-- Directions --
Copy out every line that contains the word "শতকর".

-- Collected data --
- - - -
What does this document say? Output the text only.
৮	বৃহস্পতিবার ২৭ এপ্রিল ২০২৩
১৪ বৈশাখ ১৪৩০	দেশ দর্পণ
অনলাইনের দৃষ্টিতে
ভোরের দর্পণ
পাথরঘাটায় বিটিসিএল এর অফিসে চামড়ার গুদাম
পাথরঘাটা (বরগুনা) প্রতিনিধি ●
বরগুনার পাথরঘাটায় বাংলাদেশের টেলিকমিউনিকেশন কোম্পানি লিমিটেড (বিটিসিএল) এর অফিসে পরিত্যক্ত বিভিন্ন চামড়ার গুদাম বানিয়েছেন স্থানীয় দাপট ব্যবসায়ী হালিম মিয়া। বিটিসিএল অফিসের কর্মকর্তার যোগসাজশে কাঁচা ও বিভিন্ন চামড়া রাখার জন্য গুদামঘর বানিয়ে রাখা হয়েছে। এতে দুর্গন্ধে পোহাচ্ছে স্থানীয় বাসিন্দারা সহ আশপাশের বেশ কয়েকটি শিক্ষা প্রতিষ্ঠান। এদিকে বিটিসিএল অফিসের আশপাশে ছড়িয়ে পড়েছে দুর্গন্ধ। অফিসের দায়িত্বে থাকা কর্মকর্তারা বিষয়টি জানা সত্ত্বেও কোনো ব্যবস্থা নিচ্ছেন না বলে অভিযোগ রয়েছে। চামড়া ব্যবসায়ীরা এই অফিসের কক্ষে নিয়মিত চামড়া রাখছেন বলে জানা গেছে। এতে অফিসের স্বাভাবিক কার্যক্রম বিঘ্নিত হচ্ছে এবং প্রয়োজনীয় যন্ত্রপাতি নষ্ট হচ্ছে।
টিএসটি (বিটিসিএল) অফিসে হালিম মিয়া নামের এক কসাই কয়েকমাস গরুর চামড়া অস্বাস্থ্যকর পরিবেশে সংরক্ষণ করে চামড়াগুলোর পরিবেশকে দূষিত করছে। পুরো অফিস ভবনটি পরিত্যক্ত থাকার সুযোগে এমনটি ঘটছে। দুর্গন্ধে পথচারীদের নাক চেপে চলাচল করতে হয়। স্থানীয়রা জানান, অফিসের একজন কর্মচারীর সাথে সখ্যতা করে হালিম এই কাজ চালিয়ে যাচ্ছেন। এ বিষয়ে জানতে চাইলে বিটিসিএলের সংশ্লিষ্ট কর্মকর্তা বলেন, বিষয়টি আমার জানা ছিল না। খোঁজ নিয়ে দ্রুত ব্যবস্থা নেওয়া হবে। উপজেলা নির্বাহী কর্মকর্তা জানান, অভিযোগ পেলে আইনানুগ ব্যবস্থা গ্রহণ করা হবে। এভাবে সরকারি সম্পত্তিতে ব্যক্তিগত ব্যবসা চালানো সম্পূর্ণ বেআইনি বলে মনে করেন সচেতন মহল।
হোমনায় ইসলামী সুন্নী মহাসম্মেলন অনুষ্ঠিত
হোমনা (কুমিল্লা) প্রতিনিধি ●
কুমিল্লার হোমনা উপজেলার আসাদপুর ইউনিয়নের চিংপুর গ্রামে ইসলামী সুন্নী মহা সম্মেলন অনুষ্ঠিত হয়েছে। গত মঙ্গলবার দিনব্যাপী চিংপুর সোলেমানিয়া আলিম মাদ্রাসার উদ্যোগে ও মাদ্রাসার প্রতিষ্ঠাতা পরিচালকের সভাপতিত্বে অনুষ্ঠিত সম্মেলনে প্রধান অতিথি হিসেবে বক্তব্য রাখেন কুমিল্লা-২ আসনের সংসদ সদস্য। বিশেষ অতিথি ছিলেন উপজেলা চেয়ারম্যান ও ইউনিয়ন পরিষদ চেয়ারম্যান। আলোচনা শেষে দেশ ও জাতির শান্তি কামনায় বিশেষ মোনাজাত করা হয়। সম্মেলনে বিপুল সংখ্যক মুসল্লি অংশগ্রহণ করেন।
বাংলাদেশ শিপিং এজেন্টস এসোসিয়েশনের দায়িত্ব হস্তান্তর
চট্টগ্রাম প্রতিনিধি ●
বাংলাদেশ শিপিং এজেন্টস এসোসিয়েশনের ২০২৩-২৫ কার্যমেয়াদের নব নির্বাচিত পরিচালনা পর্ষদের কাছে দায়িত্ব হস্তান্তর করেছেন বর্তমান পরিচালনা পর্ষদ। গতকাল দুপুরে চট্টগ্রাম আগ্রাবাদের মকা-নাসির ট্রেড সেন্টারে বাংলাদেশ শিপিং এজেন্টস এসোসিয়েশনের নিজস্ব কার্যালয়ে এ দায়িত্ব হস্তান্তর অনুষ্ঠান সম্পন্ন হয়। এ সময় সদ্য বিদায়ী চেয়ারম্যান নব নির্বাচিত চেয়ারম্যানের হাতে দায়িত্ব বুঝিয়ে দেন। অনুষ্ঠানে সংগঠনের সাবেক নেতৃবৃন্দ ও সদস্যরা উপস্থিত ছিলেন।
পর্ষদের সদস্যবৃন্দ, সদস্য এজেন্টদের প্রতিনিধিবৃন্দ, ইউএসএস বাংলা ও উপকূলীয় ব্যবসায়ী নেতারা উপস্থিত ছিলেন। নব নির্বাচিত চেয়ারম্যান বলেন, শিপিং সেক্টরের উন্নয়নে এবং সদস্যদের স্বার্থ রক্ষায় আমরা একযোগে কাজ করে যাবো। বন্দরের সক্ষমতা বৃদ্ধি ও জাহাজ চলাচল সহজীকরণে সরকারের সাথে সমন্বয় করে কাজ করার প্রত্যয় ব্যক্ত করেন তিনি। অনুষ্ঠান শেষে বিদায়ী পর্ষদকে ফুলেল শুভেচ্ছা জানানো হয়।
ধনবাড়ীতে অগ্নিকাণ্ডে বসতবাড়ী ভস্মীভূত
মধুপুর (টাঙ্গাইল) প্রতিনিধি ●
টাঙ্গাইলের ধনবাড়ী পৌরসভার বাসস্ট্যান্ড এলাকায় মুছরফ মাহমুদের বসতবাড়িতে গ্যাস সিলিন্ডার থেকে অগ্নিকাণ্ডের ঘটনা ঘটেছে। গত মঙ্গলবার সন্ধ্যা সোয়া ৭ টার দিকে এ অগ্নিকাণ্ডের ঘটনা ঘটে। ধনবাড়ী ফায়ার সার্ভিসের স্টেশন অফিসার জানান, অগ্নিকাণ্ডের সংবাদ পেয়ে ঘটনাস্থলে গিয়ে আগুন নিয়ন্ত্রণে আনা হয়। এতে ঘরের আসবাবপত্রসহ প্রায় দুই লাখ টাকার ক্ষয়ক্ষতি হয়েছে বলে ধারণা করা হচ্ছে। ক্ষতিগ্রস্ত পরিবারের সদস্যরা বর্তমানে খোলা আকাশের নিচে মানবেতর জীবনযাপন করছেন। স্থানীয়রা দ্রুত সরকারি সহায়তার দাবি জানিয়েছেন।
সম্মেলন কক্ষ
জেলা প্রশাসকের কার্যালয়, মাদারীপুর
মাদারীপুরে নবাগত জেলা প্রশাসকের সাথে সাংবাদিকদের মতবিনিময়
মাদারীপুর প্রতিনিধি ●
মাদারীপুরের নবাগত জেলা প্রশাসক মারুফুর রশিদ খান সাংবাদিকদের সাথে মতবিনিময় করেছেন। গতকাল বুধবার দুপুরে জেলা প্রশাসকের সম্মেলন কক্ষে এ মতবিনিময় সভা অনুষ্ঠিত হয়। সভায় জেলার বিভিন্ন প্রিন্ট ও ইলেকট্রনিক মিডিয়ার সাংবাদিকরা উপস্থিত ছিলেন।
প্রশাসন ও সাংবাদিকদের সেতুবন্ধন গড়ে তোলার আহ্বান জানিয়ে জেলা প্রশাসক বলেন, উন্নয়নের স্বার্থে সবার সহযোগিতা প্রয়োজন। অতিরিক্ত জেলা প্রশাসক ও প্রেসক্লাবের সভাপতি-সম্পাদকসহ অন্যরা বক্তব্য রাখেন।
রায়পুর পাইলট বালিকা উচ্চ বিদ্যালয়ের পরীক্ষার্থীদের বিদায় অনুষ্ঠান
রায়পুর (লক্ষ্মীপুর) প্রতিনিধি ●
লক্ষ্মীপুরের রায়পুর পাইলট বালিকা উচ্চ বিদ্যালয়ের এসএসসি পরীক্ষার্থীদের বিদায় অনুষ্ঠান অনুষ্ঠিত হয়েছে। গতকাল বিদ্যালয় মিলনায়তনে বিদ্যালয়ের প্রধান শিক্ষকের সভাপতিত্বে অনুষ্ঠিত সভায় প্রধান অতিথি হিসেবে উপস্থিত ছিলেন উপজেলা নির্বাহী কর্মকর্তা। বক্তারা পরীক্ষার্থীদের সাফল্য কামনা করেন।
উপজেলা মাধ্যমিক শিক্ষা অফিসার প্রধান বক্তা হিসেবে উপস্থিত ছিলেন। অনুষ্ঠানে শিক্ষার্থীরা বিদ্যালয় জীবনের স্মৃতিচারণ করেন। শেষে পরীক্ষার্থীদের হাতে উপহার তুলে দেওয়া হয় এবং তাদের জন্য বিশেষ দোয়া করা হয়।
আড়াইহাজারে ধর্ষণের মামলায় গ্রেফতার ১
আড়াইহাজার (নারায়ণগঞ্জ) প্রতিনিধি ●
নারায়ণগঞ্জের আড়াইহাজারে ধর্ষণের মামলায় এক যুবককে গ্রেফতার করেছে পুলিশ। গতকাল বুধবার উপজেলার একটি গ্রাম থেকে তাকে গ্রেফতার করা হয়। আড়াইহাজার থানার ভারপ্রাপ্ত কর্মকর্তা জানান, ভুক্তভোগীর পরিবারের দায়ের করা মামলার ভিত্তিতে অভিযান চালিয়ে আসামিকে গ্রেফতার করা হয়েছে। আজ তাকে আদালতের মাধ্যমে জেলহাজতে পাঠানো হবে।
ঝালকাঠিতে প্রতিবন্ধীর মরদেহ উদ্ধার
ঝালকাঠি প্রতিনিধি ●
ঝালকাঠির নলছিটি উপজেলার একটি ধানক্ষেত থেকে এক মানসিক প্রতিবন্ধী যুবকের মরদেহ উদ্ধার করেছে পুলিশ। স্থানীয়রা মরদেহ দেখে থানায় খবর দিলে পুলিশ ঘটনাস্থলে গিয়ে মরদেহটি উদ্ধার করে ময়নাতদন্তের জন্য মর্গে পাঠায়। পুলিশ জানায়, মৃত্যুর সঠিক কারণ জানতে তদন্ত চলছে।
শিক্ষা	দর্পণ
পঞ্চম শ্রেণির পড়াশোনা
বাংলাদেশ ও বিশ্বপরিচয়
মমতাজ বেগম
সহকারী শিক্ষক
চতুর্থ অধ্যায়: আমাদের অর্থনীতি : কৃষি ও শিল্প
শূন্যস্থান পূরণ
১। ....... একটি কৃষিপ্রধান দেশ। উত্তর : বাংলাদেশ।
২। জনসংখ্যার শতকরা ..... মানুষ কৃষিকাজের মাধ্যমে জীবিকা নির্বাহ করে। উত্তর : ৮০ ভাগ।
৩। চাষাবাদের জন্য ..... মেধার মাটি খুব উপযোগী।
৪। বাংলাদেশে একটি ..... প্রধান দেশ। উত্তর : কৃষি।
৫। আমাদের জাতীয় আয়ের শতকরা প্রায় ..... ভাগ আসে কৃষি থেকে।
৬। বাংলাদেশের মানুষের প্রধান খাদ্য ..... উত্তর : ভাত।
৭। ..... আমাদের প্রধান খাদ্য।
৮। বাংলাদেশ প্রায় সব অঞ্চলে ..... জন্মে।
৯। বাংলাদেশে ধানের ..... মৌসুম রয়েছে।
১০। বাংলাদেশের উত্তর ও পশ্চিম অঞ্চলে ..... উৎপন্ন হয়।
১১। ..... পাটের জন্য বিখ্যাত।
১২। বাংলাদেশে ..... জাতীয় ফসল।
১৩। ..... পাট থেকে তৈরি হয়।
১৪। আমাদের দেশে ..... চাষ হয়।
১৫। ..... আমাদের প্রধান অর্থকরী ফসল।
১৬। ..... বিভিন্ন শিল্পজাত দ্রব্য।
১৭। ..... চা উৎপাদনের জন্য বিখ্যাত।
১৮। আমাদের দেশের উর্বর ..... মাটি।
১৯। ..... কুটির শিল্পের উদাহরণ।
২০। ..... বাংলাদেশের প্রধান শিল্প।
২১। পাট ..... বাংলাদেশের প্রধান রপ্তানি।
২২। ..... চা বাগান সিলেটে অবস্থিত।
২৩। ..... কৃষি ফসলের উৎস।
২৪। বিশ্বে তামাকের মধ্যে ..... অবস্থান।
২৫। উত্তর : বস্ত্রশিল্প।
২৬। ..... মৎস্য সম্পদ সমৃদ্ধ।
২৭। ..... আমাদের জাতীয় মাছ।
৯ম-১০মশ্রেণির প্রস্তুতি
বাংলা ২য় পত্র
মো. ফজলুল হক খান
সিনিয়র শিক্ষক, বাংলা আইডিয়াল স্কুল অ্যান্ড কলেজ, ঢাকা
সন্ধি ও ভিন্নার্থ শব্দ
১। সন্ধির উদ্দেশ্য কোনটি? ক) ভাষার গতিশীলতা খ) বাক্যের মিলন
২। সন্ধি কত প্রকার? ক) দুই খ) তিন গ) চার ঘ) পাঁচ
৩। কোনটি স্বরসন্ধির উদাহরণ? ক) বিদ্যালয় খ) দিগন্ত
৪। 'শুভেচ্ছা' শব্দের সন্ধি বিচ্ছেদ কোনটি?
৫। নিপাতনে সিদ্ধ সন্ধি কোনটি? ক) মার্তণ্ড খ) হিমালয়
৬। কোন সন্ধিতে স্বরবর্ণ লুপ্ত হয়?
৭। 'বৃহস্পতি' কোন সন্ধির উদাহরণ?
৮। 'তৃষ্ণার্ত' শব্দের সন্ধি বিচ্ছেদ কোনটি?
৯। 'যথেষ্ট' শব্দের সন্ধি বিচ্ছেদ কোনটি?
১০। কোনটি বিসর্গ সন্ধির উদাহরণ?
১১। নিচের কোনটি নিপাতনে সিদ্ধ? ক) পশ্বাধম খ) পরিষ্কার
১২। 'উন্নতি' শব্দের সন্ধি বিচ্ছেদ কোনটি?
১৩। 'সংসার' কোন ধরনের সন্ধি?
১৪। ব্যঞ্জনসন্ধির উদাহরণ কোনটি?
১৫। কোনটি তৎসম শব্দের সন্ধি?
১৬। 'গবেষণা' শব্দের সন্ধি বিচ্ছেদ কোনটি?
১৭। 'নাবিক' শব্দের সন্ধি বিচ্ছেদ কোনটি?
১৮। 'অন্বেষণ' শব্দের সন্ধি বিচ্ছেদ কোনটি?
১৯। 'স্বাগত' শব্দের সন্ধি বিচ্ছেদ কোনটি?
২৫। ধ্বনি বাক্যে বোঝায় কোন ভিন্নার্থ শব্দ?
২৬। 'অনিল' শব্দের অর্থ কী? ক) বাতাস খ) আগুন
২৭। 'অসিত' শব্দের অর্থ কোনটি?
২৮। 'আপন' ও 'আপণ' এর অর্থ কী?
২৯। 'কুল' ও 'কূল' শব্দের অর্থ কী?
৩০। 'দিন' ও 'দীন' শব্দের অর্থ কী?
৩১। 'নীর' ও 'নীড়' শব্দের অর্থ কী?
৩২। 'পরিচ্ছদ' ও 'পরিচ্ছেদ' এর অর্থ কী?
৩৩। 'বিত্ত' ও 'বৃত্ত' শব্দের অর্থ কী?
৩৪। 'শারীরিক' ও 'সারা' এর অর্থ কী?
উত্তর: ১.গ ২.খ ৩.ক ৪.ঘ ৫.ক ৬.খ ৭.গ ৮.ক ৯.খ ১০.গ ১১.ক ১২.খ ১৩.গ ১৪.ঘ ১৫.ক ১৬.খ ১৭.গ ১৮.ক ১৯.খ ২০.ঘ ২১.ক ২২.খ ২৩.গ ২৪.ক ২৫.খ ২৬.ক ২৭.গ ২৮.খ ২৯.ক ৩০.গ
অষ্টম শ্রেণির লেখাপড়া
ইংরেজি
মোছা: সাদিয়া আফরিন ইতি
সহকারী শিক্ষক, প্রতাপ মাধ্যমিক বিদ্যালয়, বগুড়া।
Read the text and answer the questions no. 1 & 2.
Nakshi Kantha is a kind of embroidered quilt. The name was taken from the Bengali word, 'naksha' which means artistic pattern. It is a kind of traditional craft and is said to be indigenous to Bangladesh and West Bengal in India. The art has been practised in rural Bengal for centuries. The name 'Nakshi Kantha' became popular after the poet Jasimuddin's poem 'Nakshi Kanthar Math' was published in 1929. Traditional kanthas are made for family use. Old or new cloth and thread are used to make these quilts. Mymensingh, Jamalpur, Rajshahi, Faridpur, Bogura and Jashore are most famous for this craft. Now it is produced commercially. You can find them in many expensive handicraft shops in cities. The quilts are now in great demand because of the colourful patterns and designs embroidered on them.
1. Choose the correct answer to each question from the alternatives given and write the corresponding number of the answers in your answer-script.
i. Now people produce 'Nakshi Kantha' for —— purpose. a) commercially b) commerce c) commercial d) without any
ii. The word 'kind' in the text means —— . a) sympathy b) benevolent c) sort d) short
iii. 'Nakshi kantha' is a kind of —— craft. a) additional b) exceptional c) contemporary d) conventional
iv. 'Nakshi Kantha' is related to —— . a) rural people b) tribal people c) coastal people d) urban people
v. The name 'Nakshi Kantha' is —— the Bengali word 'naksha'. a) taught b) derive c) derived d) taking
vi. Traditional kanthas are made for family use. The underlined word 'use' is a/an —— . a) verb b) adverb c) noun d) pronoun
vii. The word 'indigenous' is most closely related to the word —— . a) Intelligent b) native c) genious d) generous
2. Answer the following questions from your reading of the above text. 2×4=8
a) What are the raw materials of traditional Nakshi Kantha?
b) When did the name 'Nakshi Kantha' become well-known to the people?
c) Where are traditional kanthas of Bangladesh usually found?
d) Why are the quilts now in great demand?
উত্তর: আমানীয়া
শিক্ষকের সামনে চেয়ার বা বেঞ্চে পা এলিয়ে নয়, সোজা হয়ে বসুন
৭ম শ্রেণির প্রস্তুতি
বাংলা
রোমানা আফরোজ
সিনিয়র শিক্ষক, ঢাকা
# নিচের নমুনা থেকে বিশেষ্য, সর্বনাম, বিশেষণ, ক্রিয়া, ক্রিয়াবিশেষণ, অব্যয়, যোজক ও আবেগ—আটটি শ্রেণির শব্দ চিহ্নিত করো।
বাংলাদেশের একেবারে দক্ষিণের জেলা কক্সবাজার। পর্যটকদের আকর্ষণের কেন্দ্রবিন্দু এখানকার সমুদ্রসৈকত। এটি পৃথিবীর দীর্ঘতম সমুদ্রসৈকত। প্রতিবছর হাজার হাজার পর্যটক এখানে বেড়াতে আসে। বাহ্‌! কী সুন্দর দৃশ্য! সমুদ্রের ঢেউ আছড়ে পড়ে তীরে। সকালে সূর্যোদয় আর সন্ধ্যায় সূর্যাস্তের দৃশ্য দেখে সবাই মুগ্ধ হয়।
- - - -
-- Exercise solution --
২। জনসংখ্যার শতকরা ..... মানুষ কৃষিকাজের মাধ্যমে জীবিকা নির্বাহ করে। উত্তর : ৮০ ভাগ।
৫। আমাদের জাতীয় আয়ের শতকরা প্রায় ..... ভাগ আসে কৃষি থেকে।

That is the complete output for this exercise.